** Begin Material to process **
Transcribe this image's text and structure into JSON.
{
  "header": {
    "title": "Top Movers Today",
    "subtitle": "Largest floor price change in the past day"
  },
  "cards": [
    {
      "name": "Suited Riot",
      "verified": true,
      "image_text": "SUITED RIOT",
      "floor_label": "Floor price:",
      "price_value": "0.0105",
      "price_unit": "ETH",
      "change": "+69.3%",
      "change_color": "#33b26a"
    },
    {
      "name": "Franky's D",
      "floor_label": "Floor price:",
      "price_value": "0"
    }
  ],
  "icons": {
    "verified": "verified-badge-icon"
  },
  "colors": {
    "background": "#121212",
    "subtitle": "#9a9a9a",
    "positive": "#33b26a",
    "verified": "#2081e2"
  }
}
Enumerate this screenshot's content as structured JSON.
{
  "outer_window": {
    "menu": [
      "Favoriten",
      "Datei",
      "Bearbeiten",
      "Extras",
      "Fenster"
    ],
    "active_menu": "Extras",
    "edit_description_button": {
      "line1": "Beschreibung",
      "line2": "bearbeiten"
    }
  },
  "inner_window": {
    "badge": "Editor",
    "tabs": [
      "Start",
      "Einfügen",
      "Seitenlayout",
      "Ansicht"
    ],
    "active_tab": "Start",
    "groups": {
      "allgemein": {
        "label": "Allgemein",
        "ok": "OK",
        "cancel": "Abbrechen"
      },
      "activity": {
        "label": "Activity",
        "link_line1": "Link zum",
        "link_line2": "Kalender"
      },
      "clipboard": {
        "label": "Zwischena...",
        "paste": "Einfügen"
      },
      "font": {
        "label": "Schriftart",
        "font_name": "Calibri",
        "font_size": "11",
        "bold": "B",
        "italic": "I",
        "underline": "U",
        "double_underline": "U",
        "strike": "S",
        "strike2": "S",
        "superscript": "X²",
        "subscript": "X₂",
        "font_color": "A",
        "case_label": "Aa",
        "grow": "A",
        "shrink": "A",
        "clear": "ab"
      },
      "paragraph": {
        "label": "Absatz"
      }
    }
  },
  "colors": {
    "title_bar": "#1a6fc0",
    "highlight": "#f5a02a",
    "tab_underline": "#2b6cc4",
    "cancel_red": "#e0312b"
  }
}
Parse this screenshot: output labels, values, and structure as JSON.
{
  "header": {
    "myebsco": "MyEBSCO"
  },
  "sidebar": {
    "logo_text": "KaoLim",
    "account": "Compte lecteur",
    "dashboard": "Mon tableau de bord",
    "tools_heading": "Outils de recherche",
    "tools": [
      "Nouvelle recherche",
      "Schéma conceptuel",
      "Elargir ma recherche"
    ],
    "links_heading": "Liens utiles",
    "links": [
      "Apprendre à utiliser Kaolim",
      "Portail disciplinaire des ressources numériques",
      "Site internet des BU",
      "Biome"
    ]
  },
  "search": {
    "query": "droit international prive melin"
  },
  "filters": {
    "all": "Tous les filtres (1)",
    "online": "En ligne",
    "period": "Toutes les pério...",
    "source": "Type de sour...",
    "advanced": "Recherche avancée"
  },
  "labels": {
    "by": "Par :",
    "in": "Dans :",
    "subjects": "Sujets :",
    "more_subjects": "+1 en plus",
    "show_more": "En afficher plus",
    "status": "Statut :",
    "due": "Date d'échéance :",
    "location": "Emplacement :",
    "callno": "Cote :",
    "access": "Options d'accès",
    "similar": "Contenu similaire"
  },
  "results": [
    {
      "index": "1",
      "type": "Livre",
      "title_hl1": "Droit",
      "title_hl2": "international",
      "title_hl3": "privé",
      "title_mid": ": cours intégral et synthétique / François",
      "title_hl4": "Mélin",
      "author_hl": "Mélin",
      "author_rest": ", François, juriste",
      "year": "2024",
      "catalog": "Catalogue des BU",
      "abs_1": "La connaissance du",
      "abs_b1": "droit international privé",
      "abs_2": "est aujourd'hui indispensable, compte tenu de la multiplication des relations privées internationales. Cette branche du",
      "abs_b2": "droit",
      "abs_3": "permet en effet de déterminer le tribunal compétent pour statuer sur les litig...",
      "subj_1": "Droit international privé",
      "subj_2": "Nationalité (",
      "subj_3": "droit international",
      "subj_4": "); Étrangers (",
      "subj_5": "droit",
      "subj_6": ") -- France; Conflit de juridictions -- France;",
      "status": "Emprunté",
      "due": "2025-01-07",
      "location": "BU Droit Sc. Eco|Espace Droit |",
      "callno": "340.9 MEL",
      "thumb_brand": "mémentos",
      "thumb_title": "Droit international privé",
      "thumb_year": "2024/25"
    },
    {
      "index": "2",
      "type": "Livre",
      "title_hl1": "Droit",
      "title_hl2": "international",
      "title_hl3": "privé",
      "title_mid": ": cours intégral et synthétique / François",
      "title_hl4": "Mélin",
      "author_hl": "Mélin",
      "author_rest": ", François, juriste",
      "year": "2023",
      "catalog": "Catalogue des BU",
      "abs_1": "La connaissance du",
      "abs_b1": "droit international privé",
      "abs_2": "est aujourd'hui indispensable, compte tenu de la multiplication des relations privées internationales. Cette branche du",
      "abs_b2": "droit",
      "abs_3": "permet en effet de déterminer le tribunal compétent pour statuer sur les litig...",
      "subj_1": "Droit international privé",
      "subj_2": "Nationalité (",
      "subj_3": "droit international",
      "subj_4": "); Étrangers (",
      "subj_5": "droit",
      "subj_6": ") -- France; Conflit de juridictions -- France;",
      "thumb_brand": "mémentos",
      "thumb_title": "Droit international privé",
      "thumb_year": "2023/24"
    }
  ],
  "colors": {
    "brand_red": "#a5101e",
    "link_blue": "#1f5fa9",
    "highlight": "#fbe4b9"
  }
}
** End Material to process **
__Task directions__
Each line of the material must be restated exactly.

__Solution__
Transcribe this image's text and structure into JSON.
{
  "header": {
    "title": "Top Movers Today",
    "subtitle": "Largest floor price change in the past day"
  },
  "cards": [
    {
      "name": "Suited Riot",
      "verified": true,
      "image_text": "SUITED RIOT",
      "floor_label": "Floor price:",
      "price_value": "0.0105",
      "price_unit": "ETH",
      "change": "+69.3%",
      "change_color": "#33b26a"
    },
    {
      "name": "Franky's D",
      "floor_label": "Floor price:",
      "price_value": "0"
    }
  ],
  "icons": {
    "verified": "verified-badge-icon"
  },
  "colors": {
    "background": "#121212",
    "subtitle": "#9a9a9a",
    "positive": "#33b26a",
    "verified": "#2081e2"
  }
}
Enumerate this screenshot's content as structured JSON.
{
  "outer_window": {
    "menu": [
      "Favoriten",
      "Datei",
      "Bearbeiten",
      "Extras",
      "Fenster"
    ],
    "active_menu": "Extras",
    "edit_description_button": {
      "line1": "Beschreibung",
      "line2": "bearbeiten"
    }
  },
  "inner_window": {
    "badge": "Editor",
    "tabs": [
      "Start",
      "Einfügen",
      "Seitenlayout",
      "Ansicht"
    ],
    "active_tab": "Start",
    "groups": {
      "allgemein": {
        "label": "Allgemein",
        "ok": "OK",
        "cancel": "Abbrechen"
      },
      "activity": {
        "label": "Activity",
        "link_line1": "Link zum",
        "link_line2": "Kalender"
      },
      "clipboard": {
        "label": "Zwischena...",
        "paste": "Einfügen"
      },
      "font": {
        "label": "Schriftart",
        "font_name": "Calibri",
        "font_size": "11",
        "bold": "B",
        "italic": "I",
        "underline": "U",
        "double_underline": "U",
        "strike": "S",
        "strike2": "S",
        "superscript": "X²",
        "subscript": "X₂",
        "font_color": "A",
        "case_label": "Aa",
        "grow": "A",
        "shrink": "A",
        "clear": "ab"
      },
      "paragraph": {
        "label": "Absatz"
      }
    }
  },
  "colors": {
    "title_bar": "#1a6fc0",
    "highlight": "#f5a02a",
    "tab_underline": "#2b6cc4",
    "cancel_red": "#e0312b"
  }
}
Parse this screenshot: output labels, values, and structure as JSON.
{
  "header": {
    "myebsco": "MyEBSCO"
  },
  "sidebar": {
    "logo_text": "KaoLim",
    "account": "Compte lecteur",
    "dashboard": "Mon tableau de bord",
    "tools_heading": "Outils de recherche",
    "tools": [
      "Nouvelle recherche",
      "Schéma conceptuel",
      "Elargir ma recherche"
    ],
    "links_heading": "Liens utiles",
    "links": [
      "Apprendre à utiliser Kaolim",
      "Portail disciplinaire des ressources numériques",
      "Site internet des BU",
      "Biome"
    ]
  },
  "search": {
    "query": "droit international prive melin"
  },
  "filters": {
    "all": "Tous les filtres (1)",
    "online": "En ligne",
    "period": "Toutes les pério...",
    "source": "Type de sour...",
    "advanced": "Recherche avancée"
  },
  "labels": {
    "by": "Par :",
    "in": "Dans :",
    "subjects": "Sujets :",
    "more_subjects": "+1 en plus",
    "show_more": "En afficher plus",
    "status": "Statut :",
    "due": "Date d'échéance :",
    "location": "Emplacement :",
    "callno": "Cote :",
    "access": "Options d'accès",
    "similar": "Contenu similaire"
  },
  "results": [
    {
      "index": "1",
      "type": "Livre",
      "title_hl1": "Droit",
      "title_hl2": "international",
      "title_hl3": "privé",
      "title_mid": ": cours intégral et synthétique / François",
      "title_hl4": "Mélin",
      "author_hl": "Mélin",
      "author_rest": ", François, juriste",
      "year": "2024",
      "catalog": "Catalogue des BU",
      "abs_1": "La connaissance du",
      "abs_b1": "droit international privé",
      "abs_2": "est aujourd'hui indispensable, compte tenu de la multiplication des relations privées internationales. Cette branche du",
      "abs_b2": "droit",
      "abs_3": "permet en effet de déterminer le tribunal compétent pour statuer sur les litig...",
      "subj_1": "Droit international privé",
      "subj_2": "Nationalité (",
      "subj_3": "droit international",
      "subj_4": "); Étrangers (",
      "subj_5": "droit",
      "subj_6": ") -- France; Conflit de juridictions -- France;",
      "status": "Emprunté",
      "due": "2025-01-07",
      "location": "BU Droit Sc. Eco|Espace Droit |",
      "callno": "340.9 MEL",
      "thumb_brand": "mémentos",
      "thumb_title": "Droit international privé",
      "thumb_year": "2024/25"
    },
    {
      "index": "2",
      "type": "Livre",
      "title_hl1": "Droit",
      "title_hl2": "international",
      "title_hl3": "privé",
      "title_mid": ": cours intégral et synthétique / François",
      "title_hl4": "Mélin",
      "author_hl": "Mélin",
      "author_rest": ", François, juriste",
      "year": "2023",
      "catalog": "Catalogue des BU",
      "abs_1": "La connaissance du",
      "abs_b1": "droit international privé",
      "abs_2": "est aujourd'hui indispensable, compte tenu de la multiplication des relations privées internationales. Cette branche du",
      "abs_b2": "droit",
      "abs_3": "permet en effet de déterminer le tribunal compétent pour statuer sur les litig...",
      "subj_1": "Droit international privé",
      "subj_2": "Nationalité (",
      "subj_3": "droit international",
      "subj_4": "); Étrangers (",
      "subj_5": "droit",
      "subj_6": ") -- France; Conflit de juridictions -- France;",
      "thumb_brand": "mémentos",
      "thumb_title": "Droit international privé",
      "thumb_year": "2023/24"
    }
  ],
  "colors": {
    "brand_red": "#a5101e",
    "link_blue": "#1f5fa9",
    "highlight": "#fbe4b9"
  }
}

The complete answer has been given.